[Stored dataset items]
·····

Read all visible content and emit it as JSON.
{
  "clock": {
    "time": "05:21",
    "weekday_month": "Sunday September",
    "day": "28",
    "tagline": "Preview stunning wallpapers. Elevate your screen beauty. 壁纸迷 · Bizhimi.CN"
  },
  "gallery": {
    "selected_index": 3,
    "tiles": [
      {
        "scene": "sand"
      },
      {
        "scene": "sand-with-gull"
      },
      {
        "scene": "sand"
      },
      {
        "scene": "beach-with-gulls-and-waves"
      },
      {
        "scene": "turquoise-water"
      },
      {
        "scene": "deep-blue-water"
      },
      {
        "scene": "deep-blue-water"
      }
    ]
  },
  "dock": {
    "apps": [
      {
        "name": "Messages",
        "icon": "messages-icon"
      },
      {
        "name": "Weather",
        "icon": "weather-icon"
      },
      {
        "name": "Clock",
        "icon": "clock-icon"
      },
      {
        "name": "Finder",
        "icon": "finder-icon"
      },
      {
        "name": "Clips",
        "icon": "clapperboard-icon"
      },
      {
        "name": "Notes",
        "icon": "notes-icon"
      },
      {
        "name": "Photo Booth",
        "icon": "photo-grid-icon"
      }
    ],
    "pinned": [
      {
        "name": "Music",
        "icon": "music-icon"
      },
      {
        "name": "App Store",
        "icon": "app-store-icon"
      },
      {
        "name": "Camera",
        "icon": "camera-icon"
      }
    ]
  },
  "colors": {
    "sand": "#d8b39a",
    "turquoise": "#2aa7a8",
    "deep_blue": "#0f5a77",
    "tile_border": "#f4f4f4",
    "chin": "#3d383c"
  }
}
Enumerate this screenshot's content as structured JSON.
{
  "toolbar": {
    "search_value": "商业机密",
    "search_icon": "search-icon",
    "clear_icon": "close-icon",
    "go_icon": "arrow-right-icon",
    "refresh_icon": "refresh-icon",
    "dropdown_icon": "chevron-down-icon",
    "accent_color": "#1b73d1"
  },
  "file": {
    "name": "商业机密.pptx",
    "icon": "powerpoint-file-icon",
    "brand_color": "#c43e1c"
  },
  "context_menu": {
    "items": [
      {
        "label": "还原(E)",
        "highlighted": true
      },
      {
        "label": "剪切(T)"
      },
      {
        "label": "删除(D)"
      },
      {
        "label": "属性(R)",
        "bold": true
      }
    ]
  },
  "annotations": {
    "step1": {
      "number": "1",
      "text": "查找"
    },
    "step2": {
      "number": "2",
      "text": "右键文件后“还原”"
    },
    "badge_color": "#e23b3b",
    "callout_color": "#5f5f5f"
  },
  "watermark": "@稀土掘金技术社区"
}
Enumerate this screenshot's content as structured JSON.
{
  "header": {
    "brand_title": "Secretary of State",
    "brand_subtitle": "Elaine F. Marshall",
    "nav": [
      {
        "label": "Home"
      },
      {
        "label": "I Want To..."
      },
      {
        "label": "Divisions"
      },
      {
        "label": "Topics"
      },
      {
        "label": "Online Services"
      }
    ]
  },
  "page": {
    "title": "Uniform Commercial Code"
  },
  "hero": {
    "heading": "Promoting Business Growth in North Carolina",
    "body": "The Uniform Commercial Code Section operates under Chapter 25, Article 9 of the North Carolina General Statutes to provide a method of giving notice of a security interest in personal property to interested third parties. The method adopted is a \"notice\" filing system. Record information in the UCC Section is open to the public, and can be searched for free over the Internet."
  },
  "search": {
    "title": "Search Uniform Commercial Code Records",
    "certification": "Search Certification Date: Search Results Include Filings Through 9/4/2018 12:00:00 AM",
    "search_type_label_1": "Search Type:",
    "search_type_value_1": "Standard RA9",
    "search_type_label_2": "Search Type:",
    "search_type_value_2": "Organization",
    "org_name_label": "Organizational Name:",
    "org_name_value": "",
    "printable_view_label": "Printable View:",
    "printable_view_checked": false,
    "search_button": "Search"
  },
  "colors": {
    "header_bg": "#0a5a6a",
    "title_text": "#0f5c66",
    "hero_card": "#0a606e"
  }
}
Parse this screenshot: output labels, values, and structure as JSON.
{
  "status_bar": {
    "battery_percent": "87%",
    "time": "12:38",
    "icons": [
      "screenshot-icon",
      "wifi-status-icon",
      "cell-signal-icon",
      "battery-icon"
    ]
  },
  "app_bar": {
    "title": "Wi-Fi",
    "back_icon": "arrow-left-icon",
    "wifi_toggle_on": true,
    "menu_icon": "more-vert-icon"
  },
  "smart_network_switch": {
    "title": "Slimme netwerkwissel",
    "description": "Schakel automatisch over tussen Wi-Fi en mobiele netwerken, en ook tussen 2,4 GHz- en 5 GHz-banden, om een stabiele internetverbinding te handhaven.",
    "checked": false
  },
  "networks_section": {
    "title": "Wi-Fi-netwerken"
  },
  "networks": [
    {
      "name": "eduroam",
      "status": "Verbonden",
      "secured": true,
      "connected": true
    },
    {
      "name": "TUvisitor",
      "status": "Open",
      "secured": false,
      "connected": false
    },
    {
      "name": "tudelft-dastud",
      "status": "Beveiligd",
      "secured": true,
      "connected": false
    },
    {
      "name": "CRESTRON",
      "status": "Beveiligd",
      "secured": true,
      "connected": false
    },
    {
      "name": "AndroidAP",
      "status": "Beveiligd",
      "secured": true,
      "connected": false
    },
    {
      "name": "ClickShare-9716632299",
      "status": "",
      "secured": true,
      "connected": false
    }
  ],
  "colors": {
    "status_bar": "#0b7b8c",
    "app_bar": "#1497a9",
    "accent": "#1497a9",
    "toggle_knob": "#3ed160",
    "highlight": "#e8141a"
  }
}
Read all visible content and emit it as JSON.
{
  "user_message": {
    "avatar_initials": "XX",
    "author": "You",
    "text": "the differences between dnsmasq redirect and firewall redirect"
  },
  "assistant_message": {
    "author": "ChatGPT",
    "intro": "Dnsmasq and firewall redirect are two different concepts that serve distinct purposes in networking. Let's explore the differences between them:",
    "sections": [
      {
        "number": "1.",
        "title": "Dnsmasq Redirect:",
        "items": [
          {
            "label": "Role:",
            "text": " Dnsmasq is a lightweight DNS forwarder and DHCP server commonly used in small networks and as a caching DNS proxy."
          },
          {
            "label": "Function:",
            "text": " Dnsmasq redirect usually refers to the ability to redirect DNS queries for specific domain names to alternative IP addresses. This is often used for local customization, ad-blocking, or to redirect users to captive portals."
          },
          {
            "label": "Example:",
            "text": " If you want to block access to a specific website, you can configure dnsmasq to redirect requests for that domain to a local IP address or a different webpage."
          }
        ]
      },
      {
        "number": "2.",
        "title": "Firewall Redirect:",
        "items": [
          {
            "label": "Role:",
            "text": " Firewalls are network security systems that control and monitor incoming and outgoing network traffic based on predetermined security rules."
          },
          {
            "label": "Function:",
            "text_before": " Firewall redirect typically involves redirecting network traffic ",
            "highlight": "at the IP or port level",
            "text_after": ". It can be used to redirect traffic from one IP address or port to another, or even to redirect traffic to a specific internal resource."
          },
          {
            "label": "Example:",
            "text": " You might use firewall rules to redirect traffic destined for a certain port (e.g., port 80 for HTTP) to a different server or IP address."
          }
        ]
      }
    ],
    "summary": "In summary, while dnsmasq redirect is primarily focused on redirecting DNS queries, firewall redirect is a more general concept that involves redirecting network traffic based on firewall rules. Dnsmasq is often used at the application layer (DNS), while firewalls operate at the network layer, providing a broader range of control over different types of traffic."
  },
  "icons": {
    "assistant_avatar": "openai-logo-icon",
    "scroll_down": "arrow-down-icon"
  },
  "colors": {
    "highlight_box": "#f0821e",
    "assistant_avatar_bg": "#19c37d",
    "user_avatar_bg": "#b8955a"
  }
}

·····

## OBJECTIVE
All of the data above should be transcribed exactly.

## WORKED SOLUTION
Read all visible content and emit it as JSON.
{
  "clock": {
    "time": "05:21",
    "weekday_month": "Sunday September",
    "day": "28",
    "tagline": "Preview stunning wallpapers. Elevate your screen beauty. 壁纸迷 · Bizhimi.CN"
  },
  "gallery": {
    "selected_index": 3,
    "tiles": [
      {
        "scene": "sand"
      },
      {
        "scene": "sand-with-gull"
      },
      {
        "scene": "sand"
      },
      {
        "scene": "beach-with-gulls-and-waves"
      },
      {
        "scene": "turquoise-water"
      },
      {
        "scene": "deep-blue-water"
      },
      {
        "scene": "deep-blue-water"
      }
    ]
  },
  "dock": {
    "apps": [
      {
        "name": "Messages",
        "icon": "messages-icon"
      },
      {
        "name": "Weather",
        "icon": "weather-icon"
      },
      {
        "name": "Clock",
        "icon": "clock-icon"
      },
      {
        "name": "Finder",
        "icon": "finder-icon"
      },
      {
        "name": "Clips",
        "icon": "clapperboard-icon"
      },
      {
        "name": "Notes",
        "icon": "notes-icon"
      },
      {
        "name": "Photo Booth",
        "icon": "photo-grid-icon"
      }
    ],
    "pinned": [
      {
        "name": "Music",
        "icon": "music-icon"
      },
      {
        "name": "App Store",
        "icon": "app-store-icon"
      },
      {
        "name": "Camera",
        "icon": "camera-icon"
      }
    ]
  },
  "colors": {
    "sand": "#d8b39a",
    "turquoise": "#2aa7a8",
    "deep_blue": "#0f5a77",
    "tile_border": "#f4f4f4",
    "chin": "#3d383c"
  }
}
Enumerate this screenshot's content as structured JSON.
{
  "toolbar": {
    "search_value": "商业机密",
    "search_icon": "search-icon",
    "clear_icon": "close-icon",
    "go_icon": "arrow-right-icon",
    "refresh_icon": "refresh-icon",
    "dropdown_icon": "chevron-down-icon",
    "accent_color": "#1b73d1"
  },
  "file": {
    "name": "商业机密.pptx",
    "icon": "powerpoint-file-icon",
    "brand_color": "#c43e1c"
  },
  "context_menu": {
    "items": [
      {
        "label": "还原(E)",
        "highlighted": true
      },
      {
        "label": "剪切(T)"
      },
      {
        "label": "删除(D)"
      },
      {
        "label": "属性(R)",
        "bold": true
      }
    ]
  },
  "annotations": {
    "step1": {
      "number": "1",
      "text": "查找"
    },
    "step2": {
      "number": "2",
      "text": "右键文件后“还原”"
    },
    "badge_color": "#e23b3b",
    "callout_color": "#5f5f5f"
  },
  "watermark": "@稀土掘金技术社区"
}
Enumerate this screenshot's content as structured JSON.
{
  "header": {
    "brand_title": "Secretary of State",
    "brand_subtitle": "Elaine F. Marshall",
    "nav": [
      {
        "label": "Home"
      },
      {
        "label": "I Want To..."
      },
      {
        "label": "Divisions"
      },
      {
        "label": "Topics"
      },
      {
        "label": "Online Services"
      }
    ]
  },
  "page": {
    "title": "Uniform Commercial Code"
  },
  "hero": {
    "heading": "Promoting Business Growth in North Carolina",
    "body": "The Uniform Commercial Code Section operates under Chapter 25, Article 9 of the North Carolina General Statutes to provide a method of giving notice of a security interest in personal property to interested third parties. The method adopted is a \"notice\" filing system. Record information in the UCC Section is open to the public, and can be searched for free over the Internet."
  },
  "search": {
    "title": "Search Uniform Commercial Code Records",
    "certification": "Search Certification Date: Search Results Include Filings Through 9/4/2018 12:00:00 AM",
    "search_type_label_1": "Search Type:",
    "search_type_value_1": "Standard RA9",
    "search_type_label_2": "Search Type:",
    "search_type_value_2": "Organization",
    "org_name_label": "Organizational Name:",
    "org_name_value": "",
    "printable_view_label": "Printable View:",
    "printable_view_checked": false,
    "search_button": "Search"
  },
  "colors": {
    "header_bg": "#0a5a6a",
    "title_text": "#0f5c66",
    "hero_card": "#0a606e"
  }
}
Parse this screenshot: output labels, values, and structure as JSON.
{
  "status_bar": {
    "battery_percent": "87%",
    "time": "12:38",
    "icons": [
      "screenshot-icon",
      "wifi-status-icon",
      "cell-signal-icon",
      "battery-icon"
    ]
  },
  "app_bar": {
    "title": "Wi-Fi",
    "back_icon": "arrow-left-icon",
    "wifi_toggle_on": true,
    "menu_icon": "more-vert-icon"
  },
  "smart_network_switch": {
    "title": "Slimme netwerkwissel",
    "description": "Schakel automatisch over tussen Wi-Fi en mobiele netwerken, en ook tussen 2,4 GHz- en 5 GHz-banden, om een stabiele internetverbinding te handhaven.",
    "checked": false
  },
  "networks_section": {
    "title": "Wi-Fi-netwerken"
  },
  "networks": [
    {
      "name": "eduroam",
      "status": "Verbonden",
      "secured": true,
      "connected": true
    },
    {
      "name": "TUvisitor",
      "status": "Open",
      "secured": false,
      "connected": false
    },
    {
      "name": "tudelft-dastud",
      "status": "Beveiligd",
      "secured": true,
      "connected": false
    },
    {
      "name": "CRESTRON",
      "status": "Beveiligd",
      "secured": true,
      "connected": false
    },
    {
      "name": "AndroidAP",
      "status": "Beveiligd",
      "secured": true,
      "connected": false
    },
    {
      "name": "ClickShare-9716632299",
      "status": "",
      "secured": true,
      "connected": false
    }
  ],
  "colors": {
    "status_bar": "#0b7b8c",
    "app_bar": "#1497a9",
    "accent": "#1497a9",
    "toggle_knob": "#3ed160",
    "highlight": "#e8141a"
  }
}
Read all visible content and emit it as JSON.
{
  "user_message": {
    "avatar_initials": "XX",
    "author": "You",
    "text": "the differences between dnsmasq redirect and firewall redirect"
  },
  "assistant_message": {
    "author": "ChatGPT",
    "intro": "Dnsmasq and firewall redirect are two different concepts that serve distinct purposes in networking. Let's explore the differences between them:",
    "sections": [
      {
        "number": "1.",
        "title": "Dnsmasq Redirect:",
        "items": [
          {
            "label": "Role:",
            "text": " Dnsmasq is a lightweight DNS forwarder and DHCP server commonly used in small networks and as a caching DNS proxy."
          },
          {
            "label": "Function:",
            "text": " Dnsmasq redirect usually refers to the ability to redirect DNS queries for specific domain names to alternative IP addresses. This is often used for local customization, ad-blocking, or to redirect users to captive portals."
          },
          {
            "label": "Example:",
            "text": " If you want to block access to a specific website, you can configure dnsmasq to redirect requests for that domain to a local IP address or a different webpage."
          }
        ]
      },
      {
        "number": "2.",
        "title": "Firewall Redirect:",
        "items": [
          {
            "label": "Role:",
            "text": " Firewalls are network security systems that control and monitor incoming and outgoing network traffic based on predetermined security rules."
          },
          {
            "label": "Function:",
            "text_before": " Firewall redirect typically involves redirecting network traffic ",
            "highlight": "at the IP or port level",
            "text_after": ". It can be used to redirect traffic from one IP address or port to another, or even to redirect traffic to a specific internal resource."
          },
          {
            "label": "Example:",
            "text": " You might use firewall rules to redirect traffic destined for a certain port (e.g., port 80 for HTTP) to a different server or IP address."
          }
        ]
      }
    ],
    "summary": "In summary, while dnsmasq redirect is primarily focused on redirecting DNS queries, firewall redirect is a more general concept that involves redirecting network traffic based on firewall rules. Dnsmasq is often used at the application layer (DNS), while firewalls operate at the network layer, providing a broader range of control over different types of traffic."
  },
  "icons": {
    "assistant_avatar": "openai-logo-icon",
    "scroll_down": "arrow-down-icon"
  },
  "colors": {
    "highlight_box": "#f0821e",
    "assistant_avatar_bg": "#19c37d",
    "user_avatar_bg": "#b8955a"
  }
}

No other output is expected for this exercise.